- **Given problem**
Will you output all of the data below exactly, omitting the images?

- **Dataset**
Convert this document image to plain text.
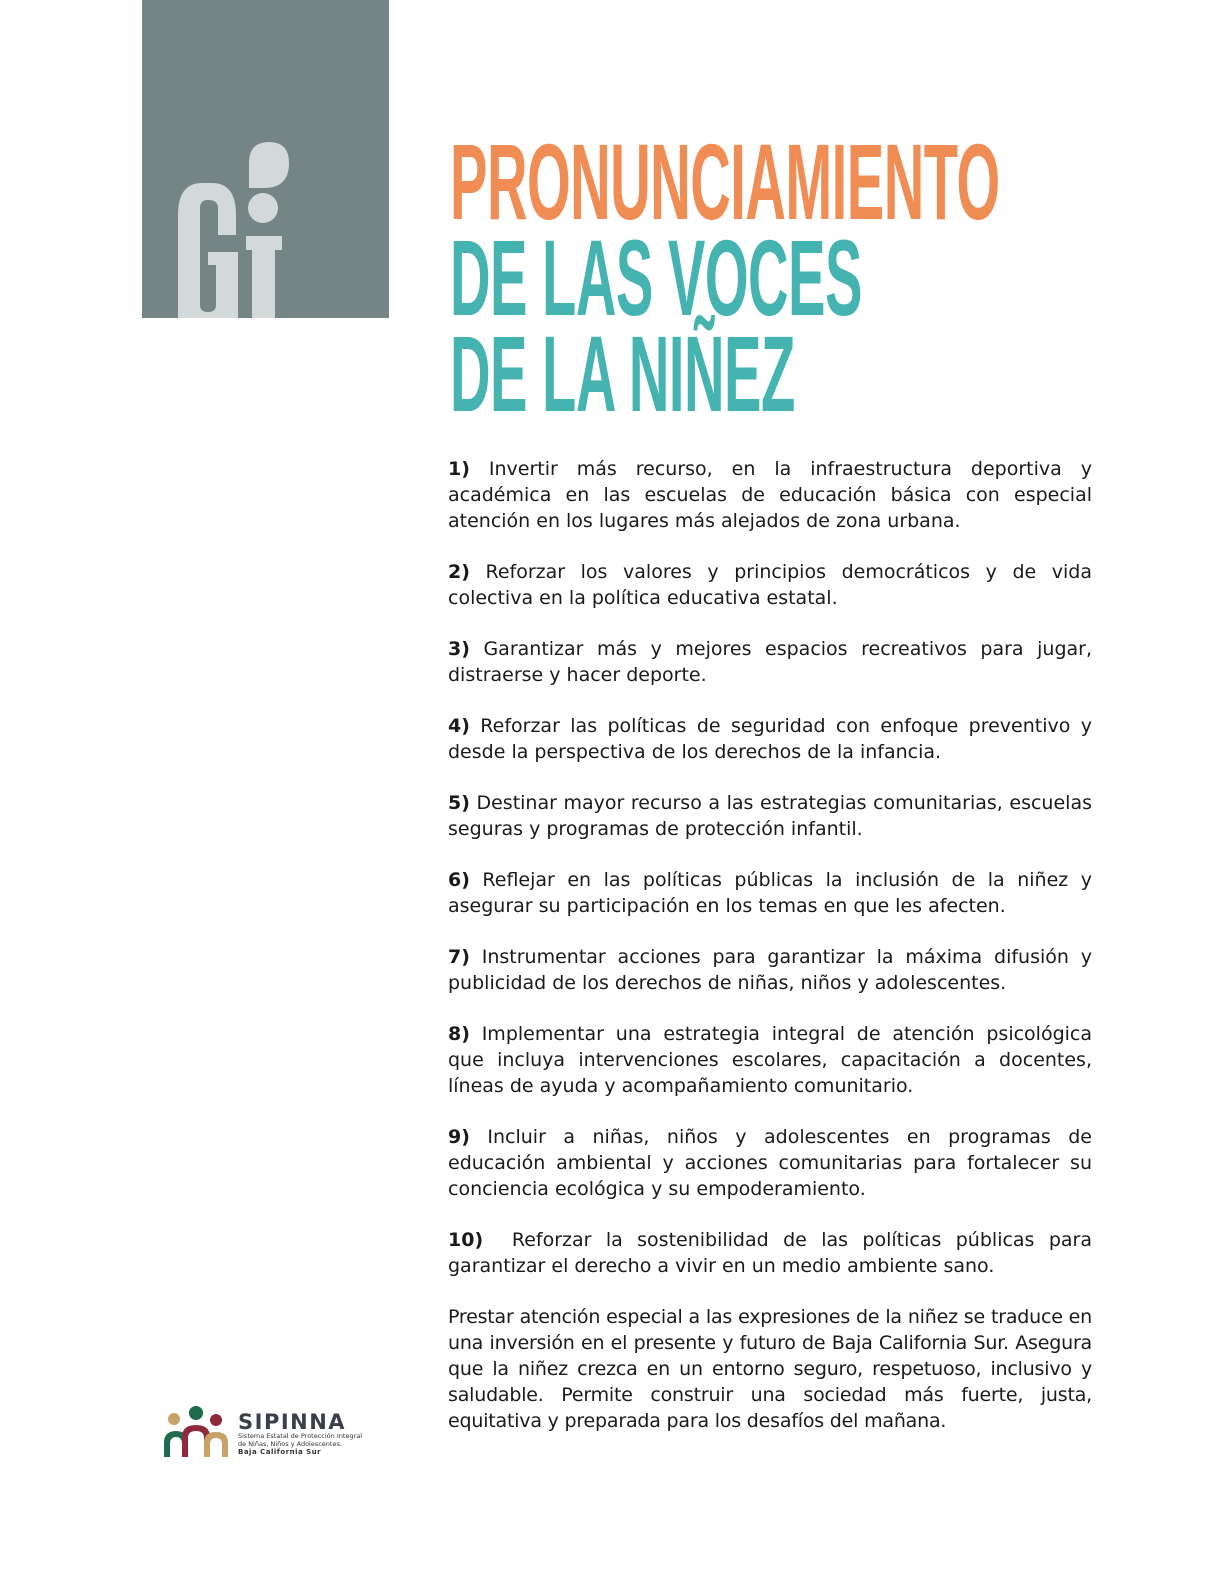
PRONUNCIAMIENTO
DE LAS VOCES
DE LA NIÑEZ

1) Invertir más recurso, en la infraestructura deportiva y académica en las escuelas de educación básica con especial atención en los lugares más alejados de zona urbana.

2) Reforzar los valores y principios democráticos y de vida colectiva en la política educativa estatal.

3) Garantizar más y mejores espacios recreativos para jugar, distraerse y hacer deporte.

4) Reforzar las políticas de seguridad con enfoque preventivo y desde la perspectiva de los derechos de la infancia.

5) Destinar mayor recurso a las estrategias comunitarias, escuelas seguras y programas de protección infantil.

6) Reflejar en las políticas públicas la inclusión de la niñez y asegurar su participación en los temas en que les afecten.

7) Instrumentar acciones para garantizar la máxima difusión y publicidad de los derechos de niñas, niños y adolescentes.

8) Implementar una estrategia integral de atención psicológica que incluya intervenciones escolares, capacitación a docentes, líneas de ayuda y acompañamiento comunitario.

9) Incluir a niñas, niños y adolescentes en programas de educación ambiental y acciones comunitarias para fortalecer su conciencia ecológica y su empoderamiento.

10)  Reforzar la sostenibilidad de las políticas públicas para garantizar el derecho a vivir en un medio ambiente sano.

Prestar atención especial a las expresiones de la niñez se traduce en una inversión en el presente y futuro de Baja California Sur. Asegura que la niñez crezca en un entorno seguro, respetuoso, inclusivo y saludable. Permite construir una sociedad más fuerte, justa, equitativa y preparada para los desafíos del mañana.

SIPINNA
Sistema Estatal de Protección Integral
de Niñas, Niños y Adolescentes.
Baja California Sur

- **Exercise output**
Convert this document image to plain text.
PRONUNCIAMIENTO
DE LAS VOCES
DE LA NIÑEZ

1) Invertir más recurso, en la infraestructura deportiva y académica en las escuelas de educación básica con especial atención en los lugares más alejados de zona urbana.

2) Reforzar los valores y principios democráticos y de vida colectiva en la política educativa estatal.

3) Garantizar más y mejores espacios recreativos para jugar, distraerse y hacer deporte.

4) Reforzar las políticas de seguridad con enfoque preventivo y desde la perspectiva de los derechos de la infancia.

5) Destinar mayor recurso a las estrategias comunitarias, escuelas seguras y programas de protección infantil.

6) Reflejar en las políticas públicas la inclusión de la niñez y asegurar su participación en los temas en que les afecten.

7) Instrumentar acciones para garantizar la máxima difusión y publicidad de los derechos de niñas, niños y adolescentes.

8) Implementar una estrategia integral de atención psicológica que incluya intervenciones escolares, capacitación a docentes, líneas de ayuda y acompañamiento comunitario.

9) Incluir a niñas, niños y adolescentes en programas de educación ambiental y acciones comunitarias para fortalecer su conciencia ecológica y su empoderamiento.

10)  Reforzar la sostenibilidad de las políticas públicas para garantizar el derecho a vivir en un medio ambiente sano.

Prestar atención especial a las expresiones de la niñez se traduce en una inversión en el presente y futuro de Baja California Sur. Asegura que la niñez crezca en un entorno seguro, respetuoso, inclusivo y saludable. Permite construir una sociedad más fuerte, justa, equitativa y preparada para los desafíos del mañana.

SIPINNA
Sistema Estatal de Protección Integral
de Niñas, Niños y Adolescentes.
Baja California Sur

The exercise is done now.